BEGIN The data

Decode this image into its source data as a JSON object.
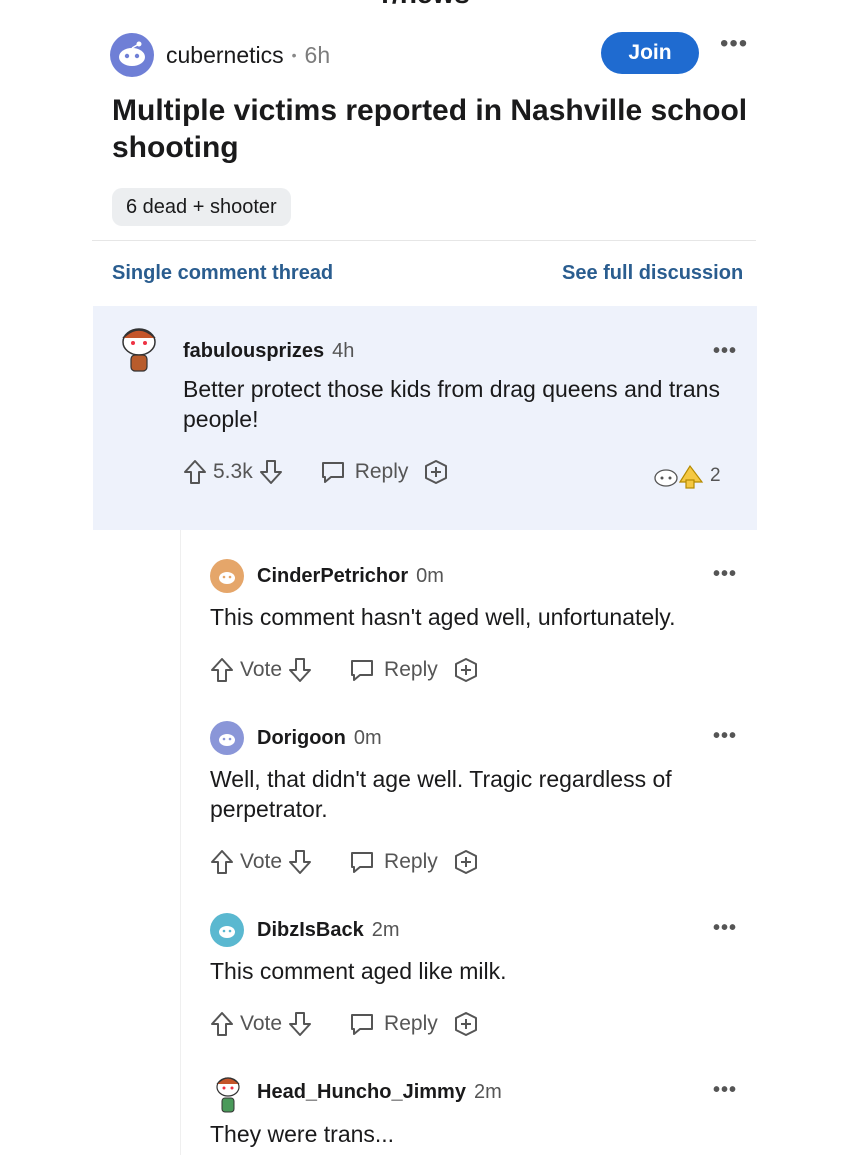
{
  "subreddit_header": "r/news",
  "post": {
    "subreddit": "cubernetics",
    "age": "6h",
    "join_label": "Join",
    "more_label": "•••",
    "title": "Multiple victims reported in Nashville school shooting",
    "flair": "6 dead + shooter"
  },
  "thread_nav": {
    "single_label": "Single comment thread",
    "full_label": "See full discussion"
  },
  "comments": [
    {
      "user": "fabulousprizes",
      "age": "4h",
      "body": "Better protect those kids from drag queens and trans people!",
      "votes": "5.3k",
      "reply_label": "Reply",
      "award_count": "2"
    },
    {
      "user": "CinderPetrichor",
      "age": "0m",
      "body": "This comment hasn't aged well, unfortunately.",
      "votes": "Vote",
      "reply_label": "Reply"
    },
    {
      "user": "Dorigoon",
      "age": "0m",
      "body": "Well, that didn't age well. Tragic regardless of perpetrator.",
      "votes": "Vote",
      "reply_label": "Reply"
    },
    {
      "user": "DibzIsBack",
      "age": "2m",
      "body": "This comment aged like milk.",
      "votes": "Vote",
      "reply_label": "Reply"
    },
    {
      "user": "Head_Huncho_Jimmy",
      "age": "2m",
      "body": "They were trans..."
    }
  ],
  "more_label": "•••",
  "colors": {
    "join": "#1f6bd0",
    "link": "#2a5d8f",
    "highlight_bg": "#eef2fb",
    "flair_bg": "#eceef0"
  }
}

END The data

* **Exercise aim**
Output the data above without changes, apart from leaving out the pictures.

* **Answer for this exercise**
Decode this image into its source data as a JSON object.
{
  "subreddit_header": "r/news",
  "post": {
    "subreddit": "cubernetics",
    "age": "6h",
    "join_label": "Join",
    "more_label": "•••",
    "title": "Multiple victims reported in Nashville school shooting",
    "flair": "6 dead + shooter"
  },
  "thread_nav": {
    "single_label": "Single comment thread",
    "full_label": "See full discussion"
  },
  "comments": [
    {
      "user": "fabulousprizes",
      "age": "4h",
      "body": "Better protect those kids from drag queens and trans people!",
      "votes": "5.3k",
      "reply_label": "Reply",
      "award_count": "2"
    },
    {
      "user": "CinderPetrichor",
      "age": "0m",
      "body": "This comment hasn't aged well, unfortunately.",
      "votes": "Vote",
      "reply_label": "Reply"
    },
    {
      "user": "Dorigoon",
      "age": "0m",
      "body": "Well, that didn't age well. Tragic regardless of perpetrator.",
      "votes": "Vote",
      "reply_label": "Reply"
    },
    {
      "user": "DibzIsBack",
      "age": "2m",
      "body": "This comment aged like milk.",
      "votes": "Vote",
      "reply_label": "Reply"
    },
    {
      "user": "Head_Huncho_Jimmy",
      "age": "2m",
      "body": "They were trans..."
    }
  ],
  "more_label": "•••",
  "colors": {
    "join": "#1f6bd0",
    "link": "#2a5d8f",
    "highlight_bg": "#eef2fb",
    "flair_bg": "#eceef0"
  }
}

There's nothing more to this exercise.